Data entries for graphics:

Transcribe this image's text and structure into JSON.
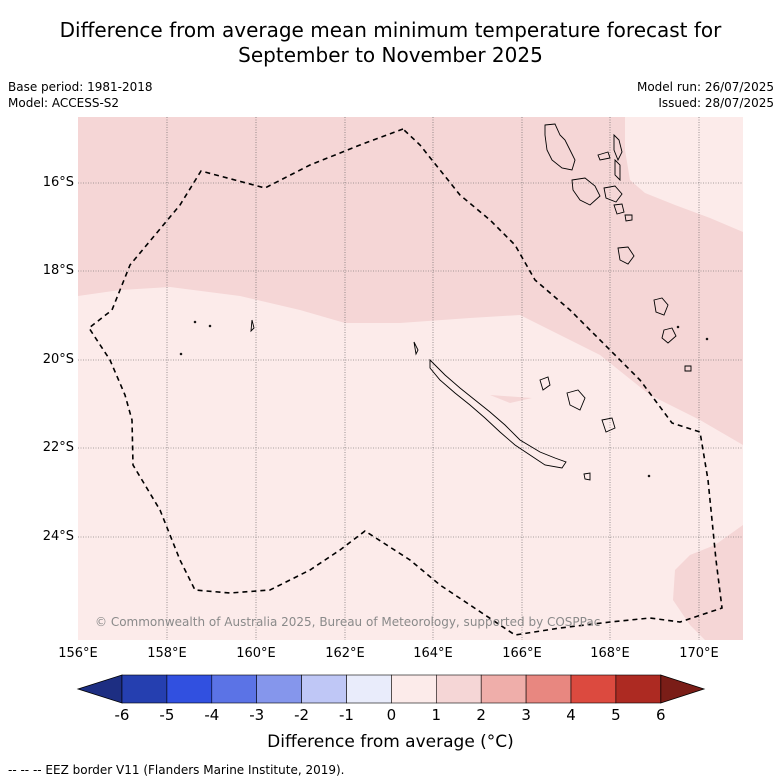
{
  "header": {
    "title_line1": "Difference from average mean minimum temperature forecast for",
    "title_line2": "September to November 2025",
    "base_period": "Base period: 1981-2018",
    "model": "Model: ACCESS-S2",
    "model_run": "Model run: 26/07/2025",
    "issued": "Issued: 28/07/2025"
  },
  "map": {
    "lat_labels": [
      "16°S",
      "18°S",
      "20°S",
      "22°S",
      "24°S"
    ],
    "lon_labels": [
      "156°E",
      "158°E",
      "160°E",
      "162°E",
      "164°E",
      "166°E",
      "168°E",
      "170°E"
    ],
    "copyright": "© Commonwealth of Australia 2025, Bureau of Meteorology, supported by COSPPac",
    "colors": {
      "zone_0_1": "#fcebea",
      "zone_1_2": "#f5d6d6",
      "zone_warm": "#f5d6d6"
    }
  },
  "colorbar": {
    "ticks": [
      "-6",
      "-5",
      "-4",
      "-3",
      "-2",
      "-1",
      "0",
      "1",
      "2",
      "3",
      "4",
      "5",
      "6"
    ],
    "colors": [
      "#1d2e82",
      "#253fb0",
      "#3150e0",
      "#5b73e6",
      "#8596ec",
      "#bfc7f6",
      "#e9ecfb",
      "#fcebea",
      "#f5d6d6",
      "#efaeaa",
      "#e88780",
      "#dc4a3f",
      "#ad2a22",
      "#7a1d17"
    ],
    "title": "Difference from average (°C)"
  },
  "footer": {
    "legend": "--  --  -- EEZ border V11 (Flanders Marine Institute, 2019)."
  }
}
---
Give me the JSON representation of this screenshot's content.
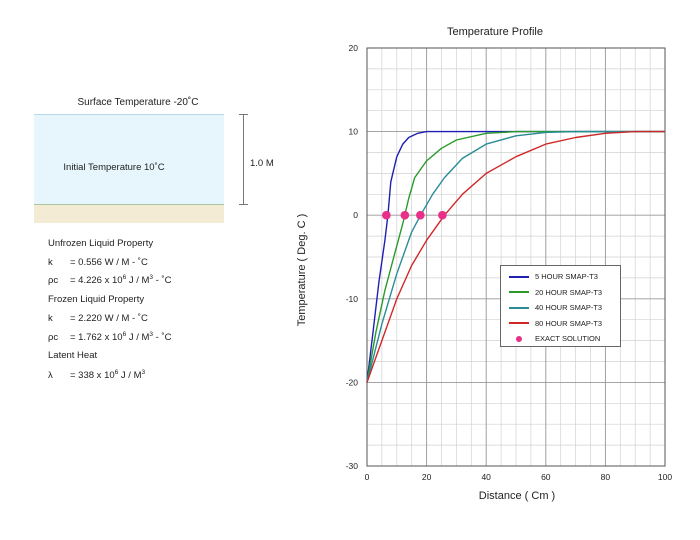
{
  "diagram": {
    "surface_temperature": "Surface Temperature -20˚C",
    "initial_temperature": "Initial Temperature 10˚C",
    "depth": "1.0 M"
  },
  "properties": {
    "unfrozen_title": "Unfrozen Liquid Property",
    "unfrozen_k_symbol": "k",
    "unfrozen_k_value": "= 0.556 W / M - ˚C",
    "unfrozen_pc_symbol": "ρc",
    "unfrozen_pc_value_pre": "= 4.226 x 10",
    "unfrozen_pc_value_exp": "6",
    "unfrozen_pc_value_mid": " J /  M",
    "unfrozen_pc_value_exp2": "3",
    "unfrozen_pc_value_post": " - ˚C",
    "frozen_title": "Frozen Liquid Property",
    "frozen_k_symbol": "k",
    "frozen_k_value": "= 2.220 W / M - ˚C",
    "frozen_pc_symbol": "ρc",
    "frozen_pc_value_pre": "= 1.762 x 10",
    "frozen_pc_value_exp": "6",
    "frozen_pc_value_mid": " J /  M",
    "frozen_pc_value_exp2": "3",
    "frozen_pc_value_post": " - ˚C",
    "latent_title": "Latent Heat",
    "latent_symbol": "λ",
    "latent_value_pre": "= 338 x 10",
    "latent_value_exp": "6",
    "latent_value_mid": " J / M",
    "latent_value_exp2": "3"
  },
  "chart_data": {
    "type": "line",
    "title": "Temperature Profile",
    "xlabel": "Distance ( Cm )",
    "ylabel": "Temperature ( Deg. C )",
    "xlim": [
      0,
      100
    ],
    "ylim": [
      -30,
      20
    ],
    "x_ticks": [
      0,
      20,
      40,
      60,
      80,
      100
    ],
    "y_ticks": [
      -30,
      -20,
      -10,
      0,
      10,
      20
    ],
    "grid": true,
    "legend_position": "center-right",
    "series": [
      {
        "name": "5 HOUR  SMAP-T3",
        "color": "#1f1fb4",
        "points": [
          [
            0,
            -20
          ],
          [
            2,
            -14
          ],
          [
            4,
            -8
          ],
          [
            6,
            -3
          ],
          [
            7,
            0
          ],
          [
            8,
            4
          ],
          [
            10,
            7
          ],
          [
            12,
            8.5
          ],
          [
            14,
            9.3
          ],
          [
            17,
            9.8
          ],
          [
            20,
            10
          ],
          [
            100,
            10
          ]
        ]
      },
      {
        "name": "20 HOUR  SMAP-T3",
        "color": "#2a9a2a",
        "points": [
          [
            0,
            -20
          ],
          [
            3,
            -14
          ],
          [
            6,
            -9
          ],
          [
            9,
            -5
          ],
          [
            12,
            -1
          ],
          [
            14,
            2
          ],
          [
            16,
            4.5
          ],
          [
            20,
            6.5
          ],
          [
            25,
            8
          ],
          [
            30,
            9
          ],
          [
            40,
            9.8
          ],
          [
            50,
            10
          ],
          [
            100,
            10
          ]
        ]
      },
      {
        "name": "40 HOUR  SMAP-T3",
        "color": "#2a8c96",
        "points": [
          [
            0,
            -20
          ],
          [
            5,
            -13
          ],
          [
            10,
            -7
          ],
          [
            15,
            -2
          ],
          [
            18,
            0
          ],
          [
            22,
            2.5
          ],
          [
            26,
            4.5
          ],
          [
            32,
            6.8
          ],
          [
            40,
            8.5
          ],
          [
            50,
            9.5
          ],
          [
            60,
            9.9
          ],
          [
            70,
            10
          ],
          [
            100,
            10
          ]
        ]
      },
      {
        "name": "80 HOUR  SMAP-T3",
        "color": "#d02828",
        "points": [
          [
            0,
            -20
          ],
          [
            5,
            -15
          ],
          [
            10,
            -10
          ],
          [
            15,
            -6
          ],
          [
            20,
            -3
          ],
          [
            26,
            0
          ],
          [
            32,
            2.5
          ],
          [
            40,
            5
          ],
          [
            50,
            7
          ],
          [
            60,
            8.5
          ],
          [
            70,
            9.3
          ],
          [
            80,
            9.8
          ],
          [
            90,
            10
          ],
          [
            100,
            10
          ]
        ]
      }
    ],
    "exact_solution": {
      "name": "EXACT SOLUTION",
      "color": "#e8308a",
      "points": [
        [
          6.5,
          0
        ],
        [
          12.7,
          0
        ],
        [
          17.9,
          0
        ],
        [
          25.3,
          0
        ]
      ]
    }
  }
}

Written problem:
Which lines include the word "average"? Copy every one of them.

Answer to this task:
    "title_line1": "Difference from average mean minimum temperature forecast for",
    "title": "Difference from average (°C)"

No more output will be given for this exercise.